Stated task a
Can you extract everything in the listing from its first line down to the line containing "922, 1180, 995]", both ends included, and reproduce those lines word for word?

Text shown
Although the phenomenon of printed textbooks as the property of every student and the embodiment of prescribed official knowledge was not the characteristic of indigenous education, there were books in the form of manuscripts which were generally the property of teachers who were often also their compilers/authors; and incidentally, some of them were non-Brahmins as well. Manuscripts were used in some institutions of elementary education to teach measurement, accountancy, mathematics and so on. Stories and vratas were the chief means to instil patriarchal values amongst women.19 According to Poromesh Acharya, one common message in almost all the literary pieces used in the pathshalas was the exclusive status of Brahmins in society. They were equated with gods. In fact, the existing hierarchical structure of society was justified and regarded as the best model.20 Similarly, stories and other forms of didactic literature (Gulistan and Bostan being the two most popular compilations) containing Islamic values were used in maktabs, madrasas and in other kinds of arrangements for the education of Muslim children.21 

 

The functions and features of indigenous education summarized above may, in the first instance, appear to be a contrast to the presumed progressive, secular and rational nature of the colonial state and western style education introduced in India during the modern period. However, we may like to notice two pertinent points here.

Records supplied
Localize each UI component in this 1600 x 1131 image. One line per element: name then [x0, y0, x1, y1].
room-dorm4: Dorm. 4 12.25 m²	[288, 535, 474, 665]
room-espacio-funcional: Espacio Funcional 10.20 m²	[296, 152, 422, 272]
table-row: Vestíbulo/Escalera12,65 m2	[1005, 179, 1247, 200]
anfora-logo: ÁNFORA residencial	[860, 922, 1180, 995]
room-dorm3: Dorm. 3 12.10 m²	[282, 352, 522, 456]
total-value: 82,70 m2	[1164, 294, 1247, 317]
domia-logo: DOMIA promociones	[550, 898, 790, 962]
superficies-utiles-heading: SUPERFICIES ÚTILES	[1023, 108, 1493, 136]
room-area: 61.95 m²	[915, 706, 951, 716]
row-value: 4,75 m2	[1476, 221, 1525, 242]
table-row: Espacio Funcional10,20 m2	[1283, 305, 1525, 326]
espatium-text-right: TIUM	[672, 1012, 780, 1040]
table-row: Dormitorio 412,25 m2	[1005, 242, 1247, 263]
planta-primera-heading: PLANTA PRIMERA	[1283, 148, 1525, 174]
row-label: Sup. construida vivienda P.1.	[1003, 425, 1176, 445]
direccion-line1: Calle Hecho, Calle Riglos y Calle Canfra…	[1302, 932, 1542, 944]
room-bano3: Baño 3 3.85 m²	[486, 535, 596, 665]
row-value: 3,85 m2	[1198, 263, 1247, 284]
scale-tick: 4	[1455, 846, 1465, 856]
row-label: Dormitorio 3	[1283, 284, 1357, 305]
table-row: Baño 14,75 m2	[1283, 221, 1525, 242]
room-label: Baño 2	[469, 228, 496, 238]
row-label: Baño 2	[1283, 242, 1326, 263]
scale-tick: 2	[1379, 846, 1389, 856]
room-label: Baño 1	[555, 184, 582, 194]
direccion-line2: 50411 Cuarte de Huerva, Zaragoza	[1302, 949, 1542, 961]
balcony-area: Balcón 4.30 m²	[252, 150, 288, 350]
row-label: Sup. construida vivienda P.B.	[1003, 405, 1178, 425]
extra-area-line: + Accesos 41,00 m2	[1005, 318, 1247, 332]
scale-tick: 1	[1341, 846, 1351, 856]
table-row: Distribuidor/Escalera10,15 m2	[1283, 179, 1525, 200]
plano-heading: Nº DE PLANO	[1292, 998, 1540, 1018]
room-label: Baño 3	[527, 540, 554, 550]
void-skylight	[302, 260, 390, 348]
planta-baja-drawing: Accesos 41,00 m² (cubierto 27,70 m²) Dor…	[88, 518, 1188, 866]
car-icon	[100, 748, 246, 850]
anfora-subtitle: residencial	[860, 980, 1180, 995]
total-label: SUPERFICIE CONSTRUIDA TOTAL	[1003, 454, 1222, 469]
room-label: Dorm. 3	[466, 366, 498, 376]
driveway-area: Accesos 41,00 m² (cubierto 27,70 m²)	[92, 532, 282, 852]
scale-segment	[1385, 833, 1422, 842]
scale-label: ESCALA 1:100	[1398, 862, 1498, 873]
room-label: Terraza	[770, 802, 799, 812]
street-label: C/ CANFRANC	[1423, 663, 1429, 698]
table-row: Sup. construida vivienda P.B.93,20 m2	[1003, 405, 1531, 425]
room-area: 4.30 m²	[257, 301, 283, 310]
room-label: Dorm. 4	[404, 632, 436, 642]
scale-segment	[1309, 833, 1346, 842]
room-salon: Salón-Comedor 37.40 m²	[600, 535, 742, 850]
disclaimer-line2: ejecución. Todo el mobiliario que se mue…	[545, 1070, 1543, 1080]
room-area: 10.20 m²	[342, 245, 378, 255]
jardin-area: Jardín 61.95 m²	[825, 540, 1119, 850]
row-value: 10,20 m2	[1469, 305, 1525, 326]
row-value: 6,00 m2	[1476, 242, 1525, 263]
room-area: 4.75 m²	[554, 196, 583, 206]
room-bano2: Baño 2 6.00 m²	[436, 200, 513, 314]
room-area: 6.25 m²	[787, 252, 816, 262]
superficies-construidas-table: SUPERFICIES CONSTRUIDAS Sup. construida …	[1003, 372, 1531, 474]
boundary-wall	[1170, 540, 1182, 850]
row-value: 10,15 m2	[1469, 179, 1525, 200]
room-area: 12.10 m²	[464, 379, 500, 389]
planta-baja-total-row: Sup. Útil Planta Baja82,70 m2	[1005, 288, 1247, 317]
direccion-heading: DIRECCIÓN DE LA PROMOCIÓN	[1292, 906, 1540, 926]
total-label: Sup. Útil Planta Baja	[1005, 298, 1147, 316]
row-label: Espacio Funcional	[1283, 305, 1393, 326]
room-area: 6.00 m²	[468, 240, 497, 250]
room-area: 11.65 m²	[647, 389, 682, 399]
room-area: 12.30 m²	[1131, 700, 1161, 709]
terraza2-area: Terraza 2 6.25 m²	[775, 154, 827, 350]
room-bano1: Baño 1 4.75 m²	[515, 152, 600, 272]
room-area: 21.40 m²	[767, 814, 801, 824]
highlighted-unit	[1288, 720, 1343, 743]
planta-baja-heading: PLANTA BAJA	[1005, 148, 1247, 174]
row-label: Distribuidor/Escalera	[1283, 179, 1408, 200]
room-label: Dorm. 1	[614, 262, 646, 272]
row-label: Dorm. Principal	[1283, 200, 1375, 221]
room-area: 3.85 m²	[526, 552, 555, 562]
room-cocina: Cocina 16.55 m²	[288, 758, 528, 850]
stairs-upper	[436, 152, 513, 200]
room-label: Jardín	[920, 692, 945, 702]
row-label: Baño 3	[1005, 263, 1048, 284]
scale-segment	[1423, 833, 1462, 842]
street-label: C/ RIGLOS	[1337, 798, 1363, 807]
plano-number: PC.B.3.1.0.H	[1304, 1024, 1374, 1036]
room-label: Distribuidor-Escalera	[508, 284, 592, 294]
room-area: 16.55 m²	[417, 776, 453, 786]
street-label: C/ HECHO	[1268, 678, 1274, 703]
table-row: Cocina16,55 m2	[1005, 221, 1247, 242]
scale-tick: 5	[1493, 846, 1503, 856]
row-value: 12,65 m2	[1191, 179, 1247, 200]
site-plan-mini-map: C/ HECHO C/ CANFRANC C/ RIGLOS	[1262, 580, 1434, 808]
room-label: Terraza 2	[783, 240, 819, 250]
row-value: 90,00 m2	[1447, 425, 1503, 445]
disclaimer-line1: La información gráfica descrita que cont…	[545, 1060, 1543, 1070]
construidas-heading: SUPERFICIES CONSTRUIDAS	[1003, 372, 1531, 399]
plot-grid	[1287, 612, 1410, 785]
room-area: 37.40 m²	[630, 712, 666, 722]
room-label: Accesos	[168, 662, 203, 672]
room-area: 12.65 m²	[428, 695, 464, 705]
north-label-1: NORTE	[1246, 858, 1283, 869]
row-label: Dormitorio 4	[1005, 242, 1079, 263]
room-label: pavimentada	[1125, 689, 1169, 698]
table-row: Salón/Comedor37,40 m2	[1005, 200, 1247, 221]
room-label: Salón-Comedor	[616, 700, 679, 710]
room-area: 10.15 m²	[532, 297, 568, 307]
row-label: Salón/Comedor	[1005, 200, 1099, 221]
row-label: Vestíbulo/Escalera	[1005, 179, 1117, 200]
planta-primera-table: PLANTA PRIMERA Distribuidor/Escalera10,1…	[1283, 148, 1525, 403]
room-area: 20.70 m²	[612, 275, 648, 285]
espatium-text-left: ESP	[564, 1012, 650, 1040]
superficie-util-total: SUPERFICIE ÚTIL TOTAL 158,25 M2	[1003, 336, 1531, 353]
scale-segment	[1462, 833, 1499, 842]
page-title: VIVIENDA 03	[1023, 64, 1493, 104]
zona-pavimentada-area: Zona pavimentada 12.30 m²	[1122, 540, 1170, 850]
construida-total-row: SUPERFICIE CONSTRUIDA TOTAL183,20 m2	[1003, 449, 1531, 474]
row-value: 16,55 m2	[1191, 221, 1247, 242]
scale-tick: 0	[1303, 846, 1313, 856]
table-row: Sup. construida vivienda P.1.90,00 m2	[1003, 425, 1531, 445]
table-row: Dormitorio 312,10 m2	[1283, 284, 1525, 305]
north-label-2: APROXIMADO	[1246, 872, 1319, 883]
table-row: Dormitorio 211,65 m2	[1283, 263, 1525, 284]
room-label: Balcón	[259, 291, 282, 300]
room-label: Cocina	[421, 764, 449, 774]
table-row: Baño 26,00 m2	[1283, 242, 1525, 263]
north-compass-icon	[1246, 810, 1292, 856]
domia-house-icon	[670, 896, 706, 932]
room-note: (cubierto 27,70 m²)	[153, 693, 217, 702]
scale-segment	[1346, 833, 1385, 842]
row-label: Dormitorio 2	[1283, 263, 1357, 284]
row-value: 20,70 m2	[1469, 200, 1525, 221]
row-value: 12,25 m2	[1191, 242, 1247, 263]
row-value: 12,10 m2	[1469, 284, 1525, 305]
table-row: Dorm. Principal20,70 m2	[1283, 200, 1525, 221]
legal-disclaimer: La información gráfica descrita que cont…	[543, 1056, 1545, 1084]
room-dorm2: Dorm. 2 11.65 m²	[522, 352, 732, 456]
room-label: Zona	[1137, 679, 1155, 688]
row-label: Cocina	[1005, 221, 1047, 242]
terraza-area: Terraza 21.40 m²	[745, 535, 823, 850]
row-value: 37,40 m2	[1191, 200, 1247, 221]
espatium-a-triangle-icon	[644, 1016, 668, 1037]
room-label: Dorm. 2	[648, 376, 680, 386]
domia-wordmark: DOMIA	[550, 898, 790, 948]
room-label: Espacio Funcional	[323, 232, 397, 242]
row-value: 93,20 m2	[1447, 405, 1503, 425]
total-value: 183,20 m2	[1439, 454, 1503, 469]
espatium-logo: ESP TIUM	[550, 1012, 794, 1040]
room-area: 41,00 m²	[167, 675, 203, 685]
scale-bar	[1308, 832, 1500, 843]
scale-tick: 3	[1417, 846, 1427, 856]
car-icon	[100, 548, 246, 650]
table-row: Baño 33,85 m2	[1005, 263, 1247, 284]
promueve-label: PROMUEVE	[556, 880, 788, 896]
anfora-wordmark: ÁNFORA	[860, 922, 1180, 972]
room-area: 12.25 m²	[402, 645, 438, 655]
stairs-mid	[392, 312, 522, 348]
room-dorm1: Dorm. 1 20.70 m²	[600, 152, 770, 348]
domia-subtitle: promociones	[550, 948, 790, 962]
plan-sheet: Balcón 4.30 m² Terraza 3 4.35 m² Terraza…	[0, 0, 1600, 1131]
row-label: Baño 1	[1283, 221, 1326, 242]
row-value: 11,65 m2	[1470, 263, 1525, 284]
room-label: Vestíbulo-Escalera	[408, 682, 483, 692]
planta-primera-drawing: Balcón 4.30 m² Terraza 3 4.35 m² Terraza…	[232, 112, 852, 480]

Stated task b
Could you copy the whole passage on indigenous education word for word?

Full solution a
Localize each UI component in this 1600 x 1131 image. One line per element: name then [x0, y0, x1, y1].
room-dorm4: Dorm. 4 12.25 m²	[288, 535, 474, 665]
room-espacio-funcional: Espacio Funcional 10.20 m²	[296, 152, 422, 272]
table-row: Vestíbulo/Escalera12,65 m2	[1005, 179, 1247, 200]
anfora-logo: ÁNFORA residencial	[860, 922, 1180, 995]

Full solution b
Although the phenomenon of printed textbooks as the property of every student and the embodiment of prescribed official knowledge was not the characteristic of indigenous education, there were books in the form of manuscripts which were generally the property of teachers who were often also their compilers/authors; and incidentally, some of them were non-Brahmins as well. Manuscripts were used in some institutions of elementary education to teach measurement, accountancy, mathematics and so on. Stories and vratas were the chief means to instil patriarchal values amongst women.19 According to Poromesh Acharya, one common message in almost all the literary pieces used in the pathshalas was the exclusive status of Brahmins in society. They were equated with gods. In fact, the existing hierarchical structure of society was justified and regarded as the best model.20 Similarly, stories and other forms of didactic literature (Gulistan and Bostan being the two most popular compilations) containing Islamic values were used in maktabs, madrasas and in other kinds of arrangements for the education of Muslim children.21 

 

The functions and features of indigenous education summarized above may, in the first instance, appear to be a contrast to the presumed progressive, secular and rational nature of the colonial state and western style education introduced in India during the modern period. However, we may like to notice two pertinent points here.